Ceiling adds $50-80 DIY (one gallon of ceiling paint) or $150-300 extra from a pro. Trim and baseboards add another $50-100 in labor per room if you hire out.

Hiring a Pro: What You're Actually Paying For

A professional painter charges $25-50/hour depending on your market. A standard bedroom takes 4-8 hours including prep, two coats, and cleanup. That's $100-400 in labor alone, plus materials that they mark up 10-20%.

Here's what that money actually buys you:

Prep work. A good painter spends 30-50% of the job prepping — filling nail holes, sanding rough spots, taping, masking outlets and fixtures, covering floors and furniture. This is the part most DIYers skip or rush, and it's exactly where a bad paint job becomes visible.

Clean lines. Cutting in along ceilings, trim, and corners without tape takes years of practice. I still can't do it freehand. A pro does it in a third of the time with better results.

Speed. What takes me an entire weekend, a two-person crew finishes in 4-5 hours. If your time is worth $40+/hour, the math on DIY gets less obvious.

When hiring out makes clear sense: ceilings over 10 feet (ladders + fatigue = mistakes), houses built before 1978 (lead paint requires certified removal), and jobs over 3-4 rooms (the time investment for DIY becomes enormous).

Where to Save (and Where Not To)

Save: skip the primer on already-painted walls. If the existing paint is in decent shape and you're not making a dramatic color change, modern paint-and-primer combos handle it fine. That's $20-40 saved per room.

Save: reuse rollers and brushes. Wrap a wet roller tightly in plastic wrap between coats (or overnight). It stays usable for 2-3 days. Clean brushes properly and they last for years. I've used the same $12 angled brush for four rooms.

Save: buy paint during sales. Sherwin-Williams runs 30-40% off sales multiple times a year. Benjamin Moore dealers often do 20% off around holidays. That $65 gallon becomes $40. I never buy paint at full price anymore.

Don't save: cheap tape. Dollar-store tape bleeds, peels off the wall taking paint with it, and leaves ragged lines. FrogTape or ScotchBlue costs $6-8 per roll and actually works. The $3 you save on bad tape costs $30 in touch-up headaches.

Don't save: bottom-shelf paint.* I've done the math on this three times now. Cheap paint ($20-25/gallon) covers less per coat, needs more coats, and shows wear faster. A room that costs $50 in budget paint often costs $75 after you buy the third gallon — and you've spent an extra 3 hours applying it. Mid-range paint ($35-45/gallon) is almost always the better deal.

FAQ

How much does it cost to paint a room per square foot?

DIY runs $0.15-0.50 per square foot of wall area. Hiring a pro costs $1.50-3.50 per square foot including labor and materials. These numbers vary a lot by region — painters in NYC or San Francisco charge 40-60% more than the national average.
********************
## [ASSIGNMENT]
Copy the passage of the room-painting excerpt between "A professional painter" and "job becomes visible.", inclusive.

[Data entries]
********************
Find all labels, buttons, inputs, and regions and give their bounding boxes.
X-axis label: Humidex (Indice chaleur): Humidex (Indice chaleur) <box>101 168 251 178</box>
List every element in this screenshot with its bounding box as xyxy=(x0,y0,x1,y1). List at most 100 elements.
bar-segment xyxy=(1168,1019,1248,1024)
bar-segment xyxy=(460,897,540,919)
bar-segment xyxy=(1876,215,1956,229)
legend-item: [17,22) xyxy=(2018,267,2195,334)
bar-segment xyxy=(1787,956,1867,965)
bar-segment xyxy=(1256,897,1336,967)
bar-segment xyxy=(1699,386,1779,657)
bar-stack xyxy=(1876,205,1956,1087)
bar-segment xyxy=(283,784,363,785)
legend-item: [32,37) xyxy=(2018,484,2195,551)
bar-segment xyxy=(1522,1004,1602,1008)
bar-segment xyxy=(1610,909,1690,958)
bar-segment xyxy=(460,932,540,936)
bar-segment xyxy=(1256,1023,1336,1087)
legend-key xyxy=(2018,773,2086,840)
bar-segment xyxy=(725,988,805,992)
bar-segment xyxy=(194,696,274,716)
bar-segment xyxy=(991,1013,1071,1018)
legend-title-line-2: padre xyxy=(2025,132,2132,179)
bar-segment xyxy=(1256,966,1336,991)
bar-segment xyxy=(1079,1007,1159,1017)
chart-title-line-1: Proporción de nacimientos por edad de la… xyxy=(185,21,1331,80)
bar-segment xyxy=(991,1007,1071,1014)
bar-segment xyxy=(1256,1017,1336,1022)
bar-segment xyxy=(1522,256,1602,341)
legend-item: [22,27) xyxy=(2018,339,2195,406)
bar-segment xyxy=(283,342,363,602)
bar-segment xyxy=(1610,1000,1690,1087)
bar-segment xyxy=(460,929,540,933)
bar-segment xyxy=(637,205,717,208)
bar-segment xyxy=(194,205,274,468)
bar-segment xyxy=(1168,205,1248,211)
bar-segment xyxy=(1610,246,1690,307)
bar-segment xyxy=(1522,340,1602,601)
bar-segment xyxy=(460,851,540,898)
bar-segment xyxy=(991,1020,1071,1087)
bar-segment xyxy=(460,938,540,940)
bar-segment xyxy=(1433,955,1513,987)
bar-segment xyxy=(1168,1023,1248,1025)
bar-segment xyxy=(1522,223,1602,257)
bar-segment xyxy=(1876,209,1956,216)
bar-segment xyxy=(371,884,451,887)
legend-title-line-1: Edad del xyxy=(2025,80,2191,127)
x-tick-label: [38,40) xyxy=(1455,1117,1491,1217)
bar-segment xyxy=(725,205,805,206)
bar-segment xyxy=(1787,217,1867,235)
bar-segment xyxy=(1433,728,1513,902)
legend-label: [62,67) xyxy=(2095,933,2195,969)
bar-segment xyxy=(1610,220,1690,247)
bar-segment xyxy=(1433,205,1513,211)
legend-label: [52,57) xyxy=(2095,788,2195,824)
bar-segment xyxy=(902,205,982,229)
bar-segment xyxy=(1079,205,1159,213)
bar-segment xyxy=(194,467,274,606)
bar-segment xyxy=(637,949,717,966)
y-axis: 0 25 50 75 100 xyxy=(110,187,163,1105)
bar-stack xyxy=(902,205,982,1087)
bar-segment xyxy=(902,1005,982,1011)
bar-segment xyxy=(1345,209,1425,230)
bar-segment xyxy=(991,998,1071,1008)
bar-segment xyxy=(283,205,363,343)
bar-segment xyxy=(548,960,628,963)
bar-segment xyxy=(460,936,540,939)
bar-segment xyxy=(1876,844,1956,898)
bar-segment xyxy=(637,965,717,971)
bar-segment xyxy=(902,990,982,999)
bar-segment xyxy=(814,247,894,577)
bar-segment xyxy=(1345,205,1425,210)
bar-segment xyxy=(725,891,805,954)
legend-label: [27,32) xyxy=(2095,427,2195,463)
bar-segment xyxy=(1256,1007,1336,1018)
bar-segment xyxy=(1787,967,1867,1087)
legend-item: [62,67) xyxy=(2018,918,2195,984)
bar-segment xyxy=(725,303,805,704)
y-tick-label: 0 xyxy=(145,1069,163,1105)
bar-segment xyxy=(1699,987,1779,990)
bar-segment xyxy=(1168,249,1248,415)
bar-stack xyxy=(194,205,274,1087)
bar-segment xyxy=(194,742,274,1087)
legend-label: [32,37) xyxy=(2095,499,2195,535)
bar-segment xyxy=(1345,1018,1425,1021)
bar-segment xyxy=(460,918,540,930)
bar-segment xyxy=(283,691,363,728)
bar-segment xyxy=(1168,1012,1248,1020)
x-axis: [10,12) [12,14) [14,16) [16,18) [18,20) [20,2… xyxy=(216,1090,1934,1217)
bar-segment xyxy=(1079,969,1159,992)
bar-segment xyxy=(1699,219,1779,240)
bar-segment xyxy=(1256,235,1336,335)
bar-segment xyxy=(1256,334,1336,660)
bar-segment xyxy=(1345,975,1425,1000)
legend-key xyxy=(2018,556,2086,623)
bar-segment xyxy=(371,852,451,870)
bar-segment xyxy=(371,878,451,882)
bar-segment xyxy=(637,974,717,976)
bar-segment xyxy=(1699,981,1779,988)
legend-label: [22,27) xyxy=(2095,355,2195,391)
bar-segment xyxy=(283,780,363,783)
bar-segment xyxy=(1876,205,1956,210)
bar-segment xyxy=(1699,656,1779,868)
********************
## [RESPONSE]
A professional painter charges $25-50/hour depending on your market. A standard bedroom takes 4-8 hours including prep, two coats, and cleanup. That's $100-400 in labor alone, plus materials that they mark up 10-20%.

Here's what that money actually buys you:

Prep work. A good painter spends 30-50% of the job prepping — filling nail holes, sanding rough spots, taping, masking outlets and fixtures, covering floors and furniture. This is the part most DIYers skip or rush, and it's exactly where a bad paint job becomes visible.